- [WHAT TO PRODUCE]: Give the total number of lines with the word "lungs" in them, and no other words.

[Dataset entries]
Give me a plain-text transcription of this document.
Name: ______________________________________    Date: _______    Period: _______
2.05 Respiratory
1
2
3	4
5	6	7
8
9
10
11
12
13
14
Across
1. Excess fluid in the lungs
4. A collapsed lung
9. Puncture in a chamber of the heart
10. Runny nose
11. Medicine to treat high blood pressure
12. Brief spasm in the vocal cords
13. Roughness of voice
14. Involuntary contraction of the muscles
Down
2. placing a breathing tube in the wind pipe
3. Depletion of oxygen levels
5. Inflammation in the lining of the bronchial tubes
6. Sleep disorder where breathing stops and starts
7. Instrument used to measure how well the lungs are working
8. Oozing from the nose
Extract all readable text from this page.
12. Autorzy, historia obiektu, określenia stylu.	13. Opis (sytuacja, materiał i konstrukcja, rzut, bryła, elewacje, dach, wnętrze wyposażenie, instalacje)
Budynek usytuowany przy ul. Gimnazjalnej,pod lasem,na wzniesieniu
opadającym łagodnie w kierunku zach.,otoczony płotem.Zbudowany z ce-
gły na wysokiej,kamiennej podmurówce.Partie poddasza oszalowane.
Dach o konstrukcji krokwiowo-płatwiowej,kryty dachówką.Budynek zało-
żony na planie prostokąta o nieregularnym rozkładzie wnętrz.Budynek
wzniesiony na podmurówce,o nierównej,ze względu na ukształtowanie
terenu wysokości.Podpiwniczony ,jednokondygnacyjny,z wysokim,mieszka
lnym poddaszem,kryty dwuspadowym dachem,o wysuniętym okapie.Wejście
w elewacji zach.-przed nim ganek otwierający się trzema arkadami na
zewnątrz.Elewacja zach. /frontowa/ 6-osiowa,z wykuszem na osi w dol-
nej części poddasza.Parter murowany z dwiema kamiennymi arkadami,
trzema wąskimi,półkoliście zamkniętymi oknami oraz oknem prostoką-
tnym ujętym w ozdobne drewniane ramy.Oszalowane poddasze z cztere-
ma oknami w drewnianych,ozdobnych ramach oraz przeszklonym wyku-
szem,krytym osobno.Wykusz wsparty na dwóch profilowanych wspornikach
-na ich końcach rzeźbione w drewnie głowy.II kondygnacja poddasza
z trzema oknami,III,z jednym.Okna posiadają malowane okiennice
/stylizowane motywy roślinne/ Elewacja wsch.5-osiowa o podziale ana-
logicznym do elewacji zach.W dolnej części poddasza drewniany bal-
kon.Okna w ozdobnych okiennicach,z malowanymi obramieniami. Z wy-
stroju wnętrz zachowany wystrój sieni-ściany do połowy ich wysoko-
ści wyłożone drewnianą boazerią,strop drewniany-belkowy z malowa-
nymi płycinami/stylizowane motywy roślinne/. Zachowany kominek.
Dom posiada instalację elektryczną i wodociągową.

- [EXERCISE RESULT]: 2